* **Material shown**:
══════════════════════════════

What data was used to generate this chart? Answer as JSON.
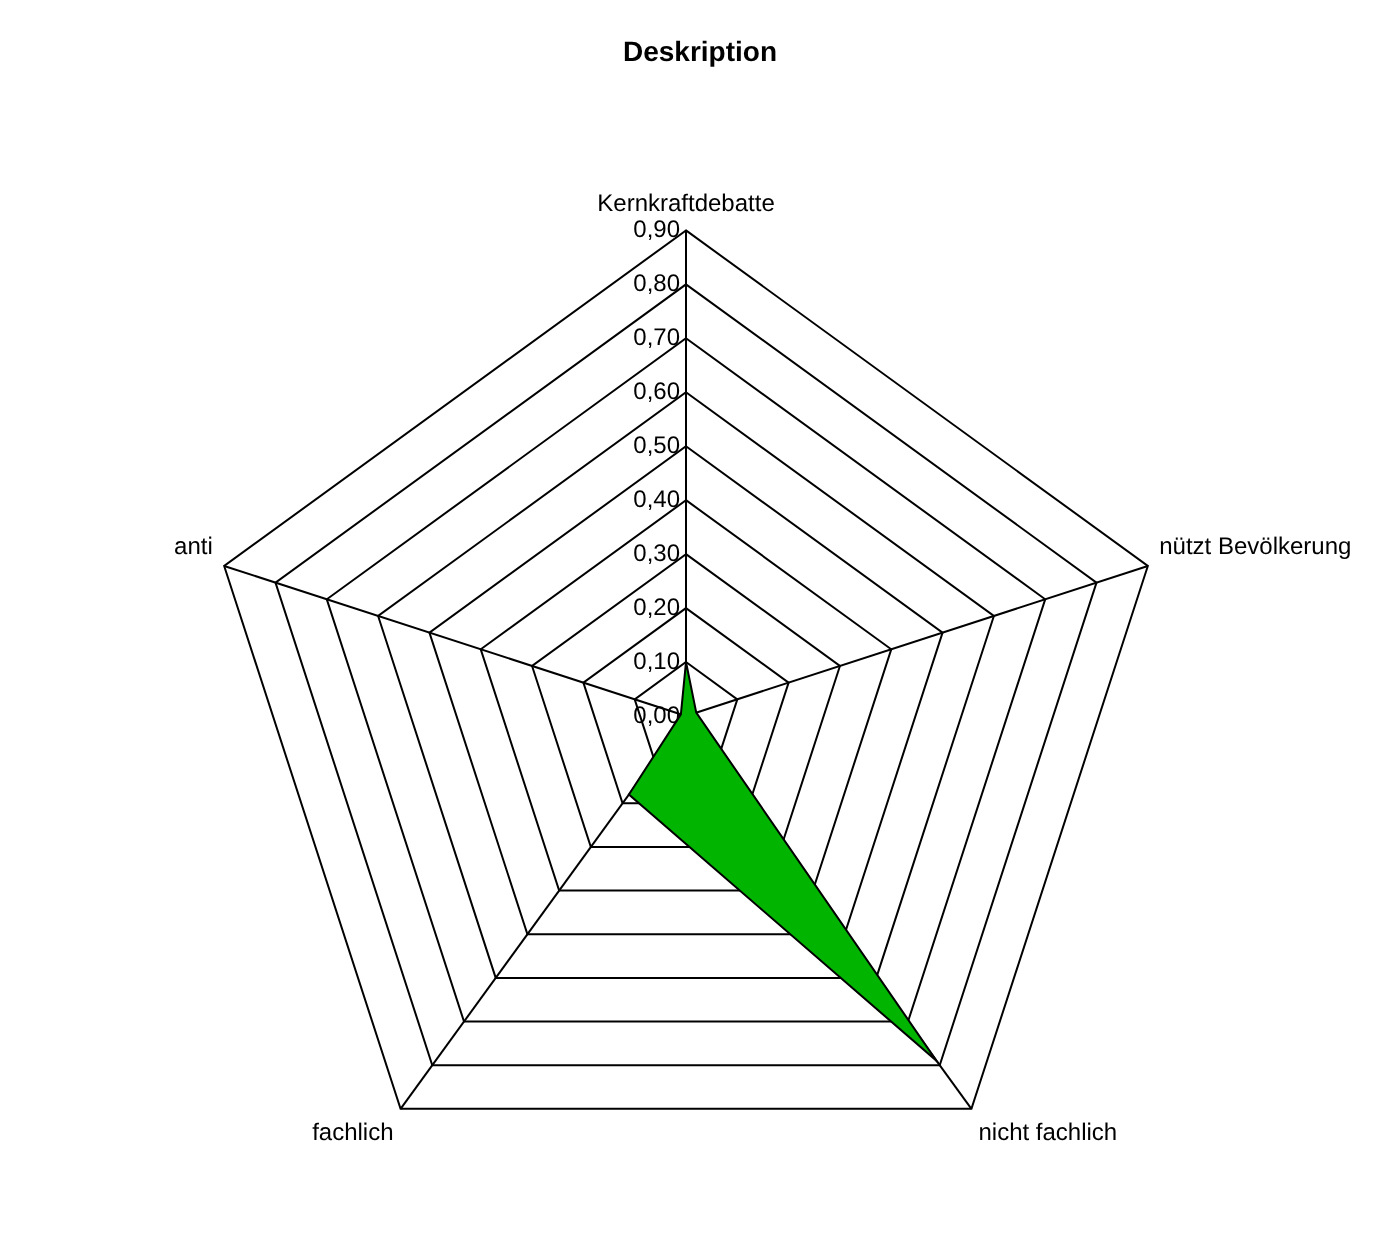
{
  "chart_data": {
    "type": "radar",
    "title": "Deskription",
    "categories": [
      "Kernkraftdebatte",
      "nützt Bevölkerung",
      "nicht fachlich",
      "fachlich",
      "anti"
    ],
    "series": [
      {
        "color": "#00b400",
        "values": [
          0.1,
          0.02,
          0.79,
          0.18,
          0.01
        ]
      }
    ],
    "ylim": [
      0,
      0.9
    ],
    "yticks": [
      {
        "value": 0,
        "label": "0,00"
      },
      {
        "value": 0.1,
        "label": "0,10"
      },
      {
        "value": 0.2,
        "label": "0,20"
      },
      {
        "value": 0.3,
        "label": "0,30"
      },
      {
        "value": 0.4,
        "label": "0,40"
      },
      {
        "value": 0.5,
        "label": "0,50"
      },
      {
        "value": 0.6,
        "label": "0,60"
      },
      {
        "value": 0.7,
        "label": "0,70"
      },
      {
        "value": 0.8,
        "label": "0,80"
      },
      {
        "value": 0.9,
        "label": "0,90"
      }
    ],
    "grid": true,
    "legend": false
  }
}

══════════════════════════════

* **Task goal**: Using the material above, set down every line exactly, but skip the pictures.

* **Exercise result**:
What data was used to generate this chart? Answer as JSON.
{
  "chart_data": {
    "type": "radar",
    "title": "Deskription",
    "categories": [
      "Kernkraftdebatte",
      "nützt Bevölkerung",
      "nicht fachlich",
      "fachlich",
      "anti"
    ],
    "series": [
      {
        "color": "#00b400",
        "values": [
          0.1,
          0.02,
          0.79,
          0.18,
          0.01
        ]
      }
    ],
    "ylim": [
      0,
      0.9
    ],
    "yticks": [
      {
        "value": 0,
        "label": "0,00"
      },
      {
        "value": 0.1,
        "label": "0,10"
      },
      {
        "value": 0.2,
        "label": "0,20"
      },
      {
        "value": 0.3,
        "label": "0,30"
      },
      {
        "value": 0.4,
        "label": "0,40"
      },
      {
        "value": 0.5,
        "label": "0,50"
      },
      {
        "value": 0.6,
        "label": "0,60"
      },
      {
        "value": 0.7,
        "label": "0,70"
      },
      {
        "value": 0.8,
        "label": "0,80"
      },
      {
        "value": 0.9,
        "label": "0,90"
      }
    ],
    "grid": true,
    "legend": false
  }
}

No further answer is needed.